> _Recorded data_:

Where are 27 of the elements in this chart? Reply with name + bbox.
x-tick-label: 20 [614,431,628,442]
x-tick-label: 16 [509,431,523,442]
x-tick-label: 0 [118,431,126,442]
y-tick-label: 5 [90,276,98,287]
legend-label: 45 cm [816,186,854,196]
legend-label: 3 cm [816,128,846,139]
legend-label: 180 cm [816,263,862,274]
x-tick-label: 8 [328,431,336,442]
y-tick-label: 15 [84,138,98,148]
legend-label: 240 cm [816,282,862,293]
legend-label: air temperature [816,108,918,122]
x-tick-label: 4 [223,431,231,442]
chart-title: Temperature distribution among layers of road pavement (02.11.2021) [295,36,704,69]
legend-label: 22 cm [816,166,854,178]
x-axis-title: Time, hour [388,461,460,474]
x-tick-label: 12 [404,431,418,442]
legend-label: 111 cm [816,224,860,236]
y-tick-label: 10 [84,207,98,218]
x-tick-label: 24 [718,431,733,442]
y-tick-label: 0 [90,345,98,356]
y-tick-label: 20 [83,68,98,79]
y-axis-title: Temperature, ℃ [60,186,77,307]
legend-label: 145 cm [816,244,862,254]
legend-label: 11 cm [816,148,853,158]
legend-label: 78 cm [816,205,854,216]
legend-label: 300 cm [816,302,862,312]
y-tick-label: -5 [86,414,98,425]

> _The request_:
Copy out every line of the records above word for word, leaving nothing changed.

> _Full answer_:
Where are 27 of the elements in this chart? Reply with name + bbox.
x-tick-label: 20 [614,431,628,442]
x-tick-label: 16 [509,431,523,442]
x-tick-label: 0 [118,431,126,442]
y-tick-label: 5 [90,276,98,287]
legend-label: 45 cm [816,186,854,196]
legend-label: 3 cm [816,128,846,139]
legend-label: 180 cm [816,263,862,274]
x-tick-label: 8 [328,431,336,442]
y-tick-label: 15 [84,138,98,148]
legend-label: 240 cm [816,282,862,293]
legend-label: air temperature [816,108,918,122]
x-tick-label: 4 [223,431,231,442]
chart-title: Temperature distribution among layers of road pavement (02.11.2021) [295,36,704,69]
legend-label: 22 cm [816,166,854,178]
x-axis-title: Time, hour [388,461,460,474]
x-tick-label: 12 [404,431,418,442]
legend-label: 111 cm [816,224,860,236]
y-tick-label: 10 [84,207,98,218]
x-tick-label: 24 [718,431,733,442]
y-tick-label: 0 [90,345,98,356]
y-tick-label: 20 [83,68,98,79]
y-axis-title: Temperature, ℃ [60,186,77,307]
legend-label: 145 cm [816,244,862,254]
legend-label: 11 cm [816,148,853,158]
legend-label: 78 cm [816,205,854,216]
legend-label: 300 cm [816,302,862,312]
y-tick-label: -5 [86,414,98,425]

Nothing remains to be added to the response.